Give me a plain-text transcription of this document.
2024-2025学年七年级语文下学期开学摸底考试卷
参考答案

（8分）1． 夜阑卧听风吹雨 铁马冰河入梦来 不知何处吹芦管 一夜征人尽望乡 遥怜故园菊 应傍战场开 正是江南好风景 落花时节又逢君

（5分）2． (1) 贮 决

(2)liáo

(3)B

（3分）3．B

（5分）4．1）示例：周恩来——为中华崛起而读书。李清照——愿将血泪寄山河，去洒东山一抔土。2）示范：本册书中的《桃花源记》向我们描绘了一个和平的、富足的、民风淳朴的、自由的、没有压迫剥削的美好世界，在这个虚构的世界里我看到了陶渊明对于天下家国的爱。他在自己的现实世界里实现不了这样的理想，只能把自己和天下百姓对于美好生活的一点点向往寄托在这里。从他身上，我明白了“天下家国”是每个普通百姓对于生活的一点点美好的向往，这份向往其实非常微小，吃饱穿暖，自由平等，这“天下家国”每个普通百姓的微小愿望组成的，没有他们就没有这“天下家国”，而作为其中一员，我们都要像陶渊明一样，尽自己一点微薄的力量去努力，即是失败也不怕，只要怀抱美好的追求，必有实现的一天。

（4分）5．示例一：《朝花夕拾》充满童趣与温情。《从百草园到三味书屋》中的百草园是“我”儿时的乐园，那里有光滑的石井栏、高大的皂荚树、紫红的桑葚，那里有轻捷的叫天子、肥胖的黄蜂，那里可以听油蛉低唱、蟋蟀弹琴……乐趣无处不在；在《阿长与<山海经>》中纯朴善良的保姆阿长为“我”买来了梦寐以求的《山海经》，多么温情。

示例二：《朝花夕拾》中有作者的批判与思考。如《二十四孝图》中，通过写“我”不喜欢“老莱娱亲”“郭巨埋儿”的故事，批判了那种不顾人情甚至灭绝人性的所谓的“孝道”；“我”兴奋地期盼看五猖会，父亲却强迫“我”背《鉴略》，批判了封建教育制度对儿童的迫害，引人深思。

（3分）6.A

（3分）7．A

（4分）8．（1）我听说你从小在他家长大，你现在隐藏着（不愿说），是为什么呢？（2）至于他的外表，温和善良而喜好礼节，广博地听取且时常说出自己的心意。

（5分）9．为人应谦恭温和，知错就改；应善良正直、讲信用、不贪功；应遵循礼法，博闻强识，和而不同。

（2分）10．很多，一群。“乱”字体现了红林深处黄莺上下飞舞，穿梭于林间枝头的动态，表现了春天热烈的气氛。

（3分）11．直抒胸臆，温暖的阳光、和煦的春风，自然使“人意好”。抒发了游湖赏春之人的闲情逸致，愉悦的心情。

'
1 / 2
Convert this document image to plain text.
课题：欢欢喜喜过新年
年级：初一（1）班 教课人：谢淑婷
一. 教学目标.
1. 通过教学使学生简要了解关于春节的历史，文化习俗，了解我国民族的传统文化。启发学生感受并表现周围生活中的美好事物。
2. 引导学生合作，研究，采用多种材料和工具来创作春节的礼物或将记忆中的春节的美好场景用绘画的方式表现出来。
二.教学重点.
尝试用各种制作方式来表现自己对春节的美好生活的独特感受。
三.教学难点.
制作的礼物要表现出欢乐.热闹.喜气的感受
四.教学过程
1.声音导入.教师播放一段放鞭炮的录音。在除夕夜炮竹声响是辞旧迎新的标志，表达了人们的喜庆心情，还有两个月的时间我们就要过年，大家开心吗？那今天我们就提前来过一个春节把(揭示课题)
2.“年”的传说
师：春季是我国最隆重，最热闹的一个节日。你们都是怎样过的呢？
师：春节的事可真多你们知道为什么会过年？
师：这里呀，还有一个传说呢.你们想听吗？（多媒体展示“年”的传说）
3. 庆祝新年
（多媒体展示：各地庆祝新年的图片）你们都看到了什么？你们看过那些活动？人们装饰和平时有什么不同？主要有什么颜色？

*-*-*

▶ What needs to be done:
Reproduce only the lines between the line containing "Convert this document image to plain text." and the last line of the records, those two lines included, exactly.

▶ Result below:
Convert this document image to plain text.
课题：欢欢喜喜过新年
年级：初一（1）班 教课人：谢淑婷
一. 教学目标.
1. 通过教学使学生简要了解关于春节的历史，文化习俗，了解我国民族的传统文化。启发学生感受并表现周围生活中的美好事物。
2. 引导学生合作，研究，采用多种材料和工具来创作春节的礼物或将记忆中的春节的美好场景用绘画的方式表现出来。
二.教学重点.
尝试用各种制作方式来表现自己对春节的美好生活的独特感受。
三.教学难点.
制作的礼物要表现出欢乐.热闹.喜气的感受
四.教学过程
1.声音导入.教师播放一段放鞭炮的录音。在除夕夜炮竹声响是辞旧迎新的标志，表达了人们的喜庆心情，还有两个月的时间我们就要过年，大家开心吗？那今天我们就提前来过一个春节把(揭示课题)
2.“年”的传说
师：春季是我国最隆重，最热闹的一个节日。你们都是怎样过的呢？
师：春节的事可真多你们知道为什么会过年？
师：这里呀，还有一个传说呢.你们想听吗？（多媒体展示“年”的传说）
3. 庆祝新年
（多媒体展示：各地庆祝新年的图片）你们都看到了什么？你们看过那些活动？人们装饰和平时有什么不同？主要有什么颜色？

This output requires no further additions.